Work required:
Leave out the pictures; transcribe all else exactly.

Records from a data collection
========
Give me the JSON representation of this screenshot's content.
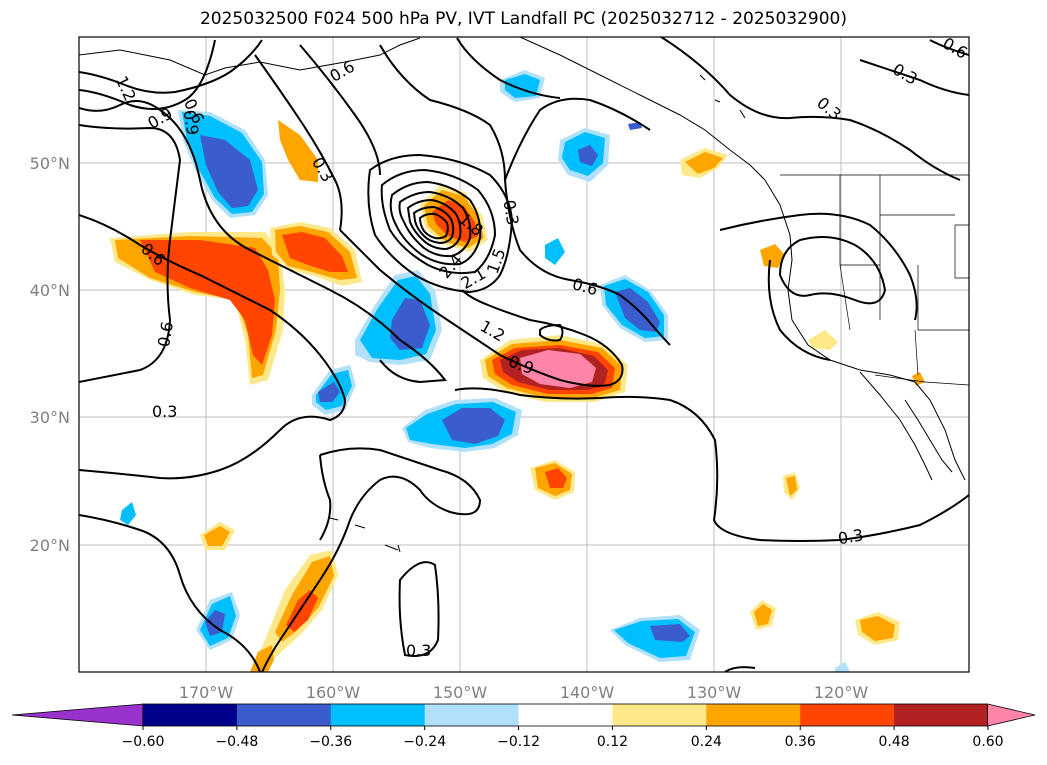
{
  "title": "2025032500 F024 500 hPa PV, IVT Landfall PC (2025032712 - 2025032900)",
  "lon_ticks": [
    "170°W",
    "160°W",
    "150°W",
    "140°W",
    "130°W",
    "120°W"
  ],
  "lat_ticks": [
    "50°N",
    "40°N",
    "30°N",
    "20°N"
  ],
  "colorbar": {
    "ticks": [
      "−0.60",
      "−0.48",
      "−0.36",
      "−0.24",
      "−0.12",
      "0.12",
      "0.24",
      "0.36",
      "0.48",
      "0.60"
    ],
    "colors": [
      "#9932cc",
      "#00008b",
      "#3a5ccc",
      "#00bfff",
      "#b0e0fa",
      "#ffffff",
      "#ffe88a",
      "#ffa500",
      "#ff4500",
      "#b22222",
      "#ff85a8"
    ]
  },
  "contour_labels": [
    "1.2",
    "0.9",
    "0.6",
    "0.6",
    "0.3",
    "0.6",
    "0.6",
    "0.9",
    "0.3",
    "0.3",
    "1.8",
    "2.4",
    "2.1",
    "1.5",
    "1.2",
    "0.9",
    "0.6",
    "0.3",
    "0.3",
    "0.3",
    "0.6",
    "0.3"
  ]
}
========
Finished task:
Give me the JSON representation of this screenshot's content.
{
  "title": "2025032500 F024 500 hPa PV, IVT Landfall PC (2025032712 - 2025032900)",
  "lon_ticks": [
    "170°W",
    "160°W",
    "150°W",
    "140°W",
    "130°W",
    "120°W"
  ],
  "lat_ticks": [
    "50°N",
    "40°N",
    "30°N",
    "20°N"
  ],
  "colorbar": {
    "ticks": [
      "−0.60",
      "−0.48",
      "−0.36",
      "−0.24",
      "−0.12",
      "0.12",
      "0.24",
      "0.36",
      "0.48",
      "0.60"
    ],
    "colors": [
      "#9932cc",
      "#00008b",
      "#3a5ccc",
      "#00bfff",
      "#b0e0fa",
      "#ffffff",
      "#ffe88a",
      "#ffa500",
      "#ff4500",
      "#b22222",
      "#ff85a8"
    ]
  },
  "contour_labels": [
    "1.2",
    "0.9",
    "0.6",
    "0.6",
    "0.3",
    "0.6",
    "0.6",
    "0.9",
    "0.3",
    "0.3",
    "1.8",
    "2.4",
    "2.1",
    "1.5",
    "1.2",
    "0.9",
    "0.6",
    "0.3",
    "0.3",
    "0.3",
    "0.6",
    "0.3"
  ]
}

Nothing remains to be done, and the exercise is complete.